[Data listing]
-*-
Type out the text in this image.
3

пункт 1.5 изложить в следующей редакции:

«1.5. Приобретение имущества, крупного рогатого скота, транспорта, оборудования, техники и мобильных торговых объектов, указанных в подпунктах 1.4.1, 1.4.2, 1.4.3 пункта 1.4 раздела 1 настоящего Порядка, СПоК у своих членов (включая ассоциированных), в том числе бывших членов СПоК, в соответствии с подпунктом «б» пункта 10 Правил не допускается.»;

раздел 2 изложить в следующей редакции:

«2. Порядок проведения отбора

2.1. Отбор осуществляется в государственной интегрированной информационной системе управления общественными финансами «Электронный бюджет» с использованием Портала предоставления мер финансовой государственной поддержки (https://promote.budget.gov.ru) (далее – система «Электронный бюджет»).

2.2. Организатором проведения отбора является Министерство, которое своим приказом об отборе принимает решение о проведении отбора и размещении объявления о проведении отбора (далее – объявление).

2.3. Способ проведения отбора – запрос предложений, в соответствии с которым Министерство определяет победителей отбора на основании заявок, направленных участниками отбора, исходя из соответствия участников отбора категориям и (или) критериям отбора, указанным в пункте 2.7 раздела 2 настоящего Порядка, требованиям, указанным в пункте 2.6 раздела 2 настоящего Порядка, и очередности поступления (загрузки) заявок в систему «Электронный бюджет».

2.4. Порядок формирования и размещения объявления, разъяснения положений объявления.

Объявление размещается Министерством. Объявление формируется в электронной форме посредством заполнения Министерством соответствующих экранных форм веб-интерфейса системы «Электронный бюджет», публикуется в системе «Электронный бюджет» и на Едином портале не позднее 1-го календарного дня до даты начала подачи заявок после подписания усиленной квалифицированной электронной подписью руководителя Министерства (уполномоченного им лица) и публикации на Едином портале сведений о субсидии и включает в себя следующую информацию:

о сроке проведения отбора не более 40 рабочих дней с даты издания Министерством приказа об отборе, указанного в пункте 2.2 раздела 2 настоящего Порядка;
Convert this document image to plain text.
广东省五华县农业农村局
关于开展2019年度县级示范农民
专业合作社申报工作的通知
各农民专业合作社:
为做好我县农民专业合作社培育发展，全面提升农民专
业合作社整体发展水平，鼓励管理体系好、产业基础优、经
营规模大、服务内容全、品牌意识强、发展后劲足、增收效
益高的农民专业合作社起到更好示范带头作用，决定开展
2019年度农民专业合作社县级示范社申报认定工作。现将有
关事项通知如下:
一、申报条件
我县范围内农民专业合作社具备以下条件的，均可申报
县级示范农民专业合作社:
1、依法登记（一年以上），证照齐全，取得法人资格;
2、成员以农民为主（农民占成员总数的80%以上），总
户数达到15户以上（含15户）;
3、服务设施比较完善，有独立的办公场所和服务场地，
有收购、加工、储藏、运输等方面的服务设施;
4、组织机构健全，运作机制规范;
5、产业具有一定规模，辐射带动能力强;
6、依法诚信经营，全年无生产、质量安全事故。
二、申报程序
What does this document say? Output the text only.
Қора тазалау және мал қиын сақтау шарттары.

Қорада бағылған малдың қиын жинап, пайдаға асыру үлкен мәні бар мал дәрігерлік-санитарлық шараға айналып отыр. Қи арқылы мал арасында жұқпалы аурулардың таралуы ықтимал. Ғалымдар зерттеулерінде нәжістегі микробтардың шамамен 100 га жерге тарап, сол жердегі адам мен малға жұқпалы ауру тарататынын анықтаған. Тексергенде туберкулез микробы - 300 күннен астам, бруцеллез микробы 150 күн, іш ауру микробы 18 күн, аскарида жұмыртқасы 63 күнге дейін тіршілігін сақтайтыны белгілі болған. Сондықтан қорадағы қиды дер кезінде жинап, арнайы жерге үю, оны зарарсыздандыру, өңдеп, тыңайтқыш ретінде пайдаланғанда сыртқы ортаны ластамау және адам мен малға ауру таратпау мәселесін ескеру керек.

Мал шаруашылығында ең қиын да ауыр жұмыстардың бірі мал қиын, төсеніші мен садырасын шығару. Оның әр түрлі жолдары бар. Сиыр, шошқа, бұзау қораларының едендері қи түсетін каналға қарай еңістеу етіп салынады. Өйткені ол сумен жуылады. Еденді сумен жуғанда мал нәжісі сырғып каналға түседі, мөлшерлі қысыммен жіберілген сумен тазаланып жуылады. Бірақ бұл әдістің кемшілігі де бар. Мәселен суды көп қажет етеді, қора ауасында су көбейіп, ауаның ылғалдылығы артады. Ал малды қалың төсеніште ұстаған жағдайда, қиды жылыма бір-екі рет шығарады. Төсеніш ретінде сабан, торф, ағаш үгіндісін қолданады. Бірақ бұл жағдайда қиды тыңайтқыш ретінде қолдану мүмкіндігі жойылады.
-*-
Take the lines above and retype all of them exactly.

- **Written response**:
Type out the text in this image.
3

пункт 1.5 изложить в следующей редакции:

«1.5. Приобретение имущества, крупного рогатого скота, транспорта, оборудования, техники и мобильных торговых объектов, указанных в подпунктах 1.4.1, 1.4.2, 1.4.3 пункта 1.4 раздела 1 настоящего Порядка, СПоК у своих членов (включая ассоциированных), в том числе бывших членов СПоК, в соответствии с подпунктом «б» пункта 10 Правил не допускается.»;

раздел 2 изложить в следующей редакции:

«2. Порядок проведения отбора

2.1. Отбор осуществляется в государственной интегрированной информационной системе управления общественными финансами «Электронный бюджет» с использованием Портала предоставления мер финансовой государственной поддержки (https://promote.budget.gov.ru) (далее – система «Электронный бюджет»).

2.2. Организатором проведения отбора является Министерство, которое своим приказом об отборе принимает решение о проведении отбора и размещении объявления о проведении отбора (далее – объявление).

2.3. Способ проведения отбора – запрос предложений, в соответствии с которым Министерство определяет победителей отбора на основании заявок, направленных участниками отбора, исходя из соответствия участников отбора категориям и (или) критериям отбора, указанным в пункте 2.7 раздела 2 настоящего Порядка, требованиям, указанным в пункте 2.6 раздела 2 настоящего Порядка, и очередности поступления (загрузки) заявок в систему «Электронный бюджет».

2.4. Порядок формирования и размещения объявления, разъяснения положений объявления.

Объявление размещается Министерством. Объявление формируется в электронной форме посредством заполнения Министерством соответствующих экранных форм веб-интерфейса системы «Электронный бюджет», публикуется в системе «Электронный бюджет» и на Едином портале не позднее 1-го календарного дня до даты начала подачи заявок после подписания усиленной квалифицированной электронной подписью руководителя Министерства (уполномоченного им лица) и публикации на Едином портале сведений о субсидии и включает в себя следующую информацию:

о сроке проведения отбора не более 40 рабочих дней с даты издания Министерством приказа об отборе, указанного в пункте 2.2 раздела 2 настоящего Порядка;
Convert this document image to plain text.
广东省五华县农业农村局
关于开展2019年度县级示范农民
专业合作社申报工作的通知
各农民专业合作社:
为做好我县农民专业合作社培育发展，全面提升农民专
业合作社整体发展水平，鼓励管理体系好、产业基础优、经
营规模大、服务内容全、品牌意识强、发展后劲足、增收效
益高的农民专业合作社起到更好示范带头作用，决定开展
2019年度农民专业合作社县级示范社申报认定工作。现将有
关事项通知如下:
一、申报条件
我县范围内农民专业合作社具备以下条件的，均可申报
县级示范农民专业合作社:
1、依法登记（一年以上），证照齐全，取得法人资格;
2、成员以农民为主（农民占成员总数的80%以上），总
户数达到15户以上（含15户）;
3、服务设施比较完善，有独立的办公场所和服务场地，
有收购、加工、储藏、运输等方面的服务设施;
4、组织机构健全，运作机制规范;
5、产业具有一定规模，辐射带动能力强;
6、依法诚信经营，全年无生产、质量安全事故。
二、申报程序
What does this document say? Output the text only.
Қора тазалау және мал қиын сақтау шарттары.

Қорада бағылған малдың қиын жинап, пайдаға асыру үлкен мәні бар мал дәрігерлік-санитарлық шараға айналып отыр. Қи арқылы мал арасында жұқпалы аурулардың таралуы ықтимал. Ғалымдар зерттеулерінде нәжістегі микробтардың шамамен 100 га жерге тарап, сол жердегі адам мен малға жұқпалы ауру тарататынын анықтаған. Тексергенде туберкулез микробы - 300 күннен астам, бруцеллез микробы 150 күн, іш ауру микробы 18 күн, аскарида жұмыртқасы 63 күнге дейін тіршілігін сақтайтыны белгілі болған. Сондықтан қорадағы қиды дер кезінде жинап, арнайы жерге үю, оны зарарсыздандыру, өңдеп, тыңайтқыш ретінде пайдаланғанда сыртқы ортаны ластамау және адам мен малға ауру таратпау мәселесін ескеру керек.

Мал шаруашылығында ең қиын да ауыр жұмыстардың бірі мал қиын, төсеніші мен садырасын шығару. Оның әр түрлі жолдары бар. Сиыр, шошқа, бұзау қораларының едендері қи түсетін каналға қарай еңістеу етіп салынады. Өйткені ол сумен жуылады. Еденді сумен жуғанда мал нәжісі сырғып каналға түседі, мөлшерлі қысыммен жіберілген сумен тазаланып жуылады. Бірақ бұл әдістің кемшілігі де бар. Мәселен суды көп қажет етеді, қора ауасында су көбейіп, ауаның ылғалдылығы артады. Ал малды қалың төсеніште ұстаған жағдайда, қиды жылыма бір-екі рет шығарады. Төсеніш ретінде сабан, торф, ағаш үгіндісін қолданады. Бірақ бұл жағдайда қиды тыңайтқыш ретінде қолдану мүмкіндігі жойылады.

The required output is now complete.